> _Task requirements_:
Below are the records; pull every line that includes "text".
— Start Given entries —
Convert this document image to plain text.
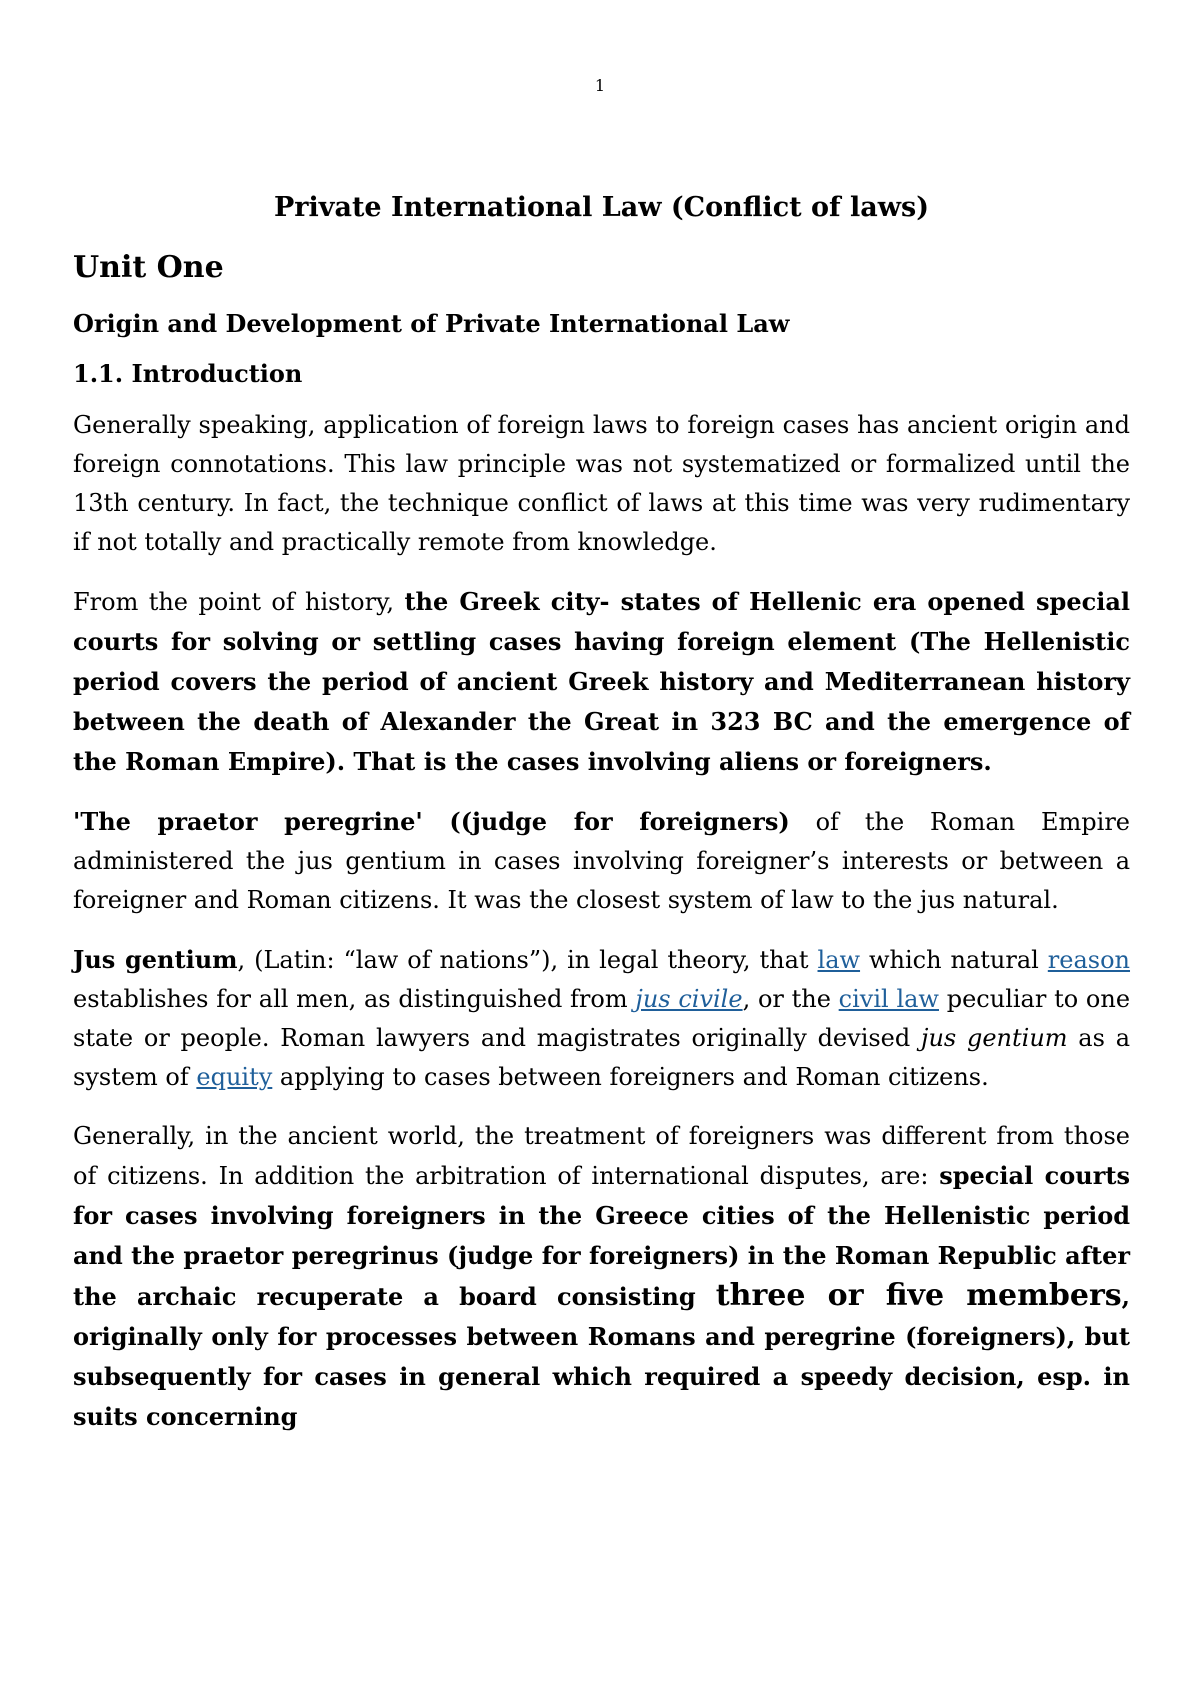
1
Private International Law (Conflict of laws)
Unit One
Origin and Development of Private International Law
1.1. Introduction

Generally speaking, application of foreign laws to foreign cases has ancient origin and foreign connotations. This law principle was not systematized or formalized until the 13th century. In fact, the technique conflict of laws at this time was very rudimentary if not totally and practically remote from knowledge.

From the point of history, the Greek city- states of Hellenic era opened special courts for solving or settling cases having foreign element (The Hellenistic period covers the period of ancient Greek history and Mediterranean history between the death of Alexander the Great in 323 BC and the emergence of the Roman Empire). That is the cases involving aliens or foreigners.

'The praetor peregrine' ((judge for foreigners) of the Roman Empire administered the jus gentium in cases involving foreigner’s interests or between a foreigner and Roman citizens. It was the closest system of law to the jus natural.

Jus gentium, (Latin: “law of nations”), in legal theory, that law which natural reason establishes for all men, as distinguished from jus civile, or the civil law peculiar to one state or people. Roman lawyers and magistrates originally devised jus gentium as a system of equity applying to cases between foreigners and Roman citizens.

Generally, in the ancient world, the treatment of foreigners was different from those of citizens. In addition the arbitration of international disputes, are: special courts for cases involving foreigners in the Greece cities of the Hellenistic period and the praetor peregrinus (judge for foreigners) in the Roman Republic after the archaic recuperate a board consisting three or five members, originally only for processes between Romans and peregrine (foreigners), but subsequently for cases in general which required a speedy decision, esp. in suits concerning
— End Given entries —
— Start Given entries —
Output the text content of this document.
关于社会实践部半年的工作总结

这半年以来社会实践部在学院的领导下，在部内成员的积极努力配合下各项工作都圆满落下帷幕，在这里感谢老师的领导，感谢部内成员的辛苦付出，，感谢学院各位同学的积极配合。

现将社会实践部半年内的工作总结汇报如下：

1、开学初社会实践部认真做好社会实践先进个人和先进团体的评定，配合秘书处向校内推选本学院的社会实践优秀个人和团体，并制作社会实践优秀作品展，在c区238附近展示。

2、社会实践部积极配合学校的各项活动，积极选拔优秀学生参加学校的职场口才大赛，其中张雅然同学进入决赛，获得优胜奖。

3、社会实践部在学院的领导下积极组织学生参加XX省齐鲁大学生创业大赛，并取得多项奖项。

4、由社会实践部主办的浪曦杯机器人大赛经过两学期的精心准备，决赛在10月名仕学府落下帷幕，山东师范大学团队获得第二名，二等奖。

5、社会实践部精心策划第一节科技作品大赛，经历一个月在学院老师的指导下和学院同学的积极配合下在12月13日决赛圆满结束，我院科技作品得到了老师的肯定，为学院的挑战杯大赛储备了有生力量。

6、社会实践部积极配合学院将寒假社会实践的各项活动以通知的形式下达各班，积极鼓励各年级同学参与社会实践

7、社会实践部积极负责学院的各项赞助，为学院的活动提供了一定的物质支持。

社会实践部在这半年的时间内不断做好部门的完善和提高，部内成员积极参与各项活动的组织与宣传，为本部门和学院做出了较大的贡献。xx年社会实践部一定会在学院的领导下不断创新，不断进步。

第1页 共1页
— End Given entries —
> _Answer for the task_:
Convert this document image to plain text.
Output the text content of this document.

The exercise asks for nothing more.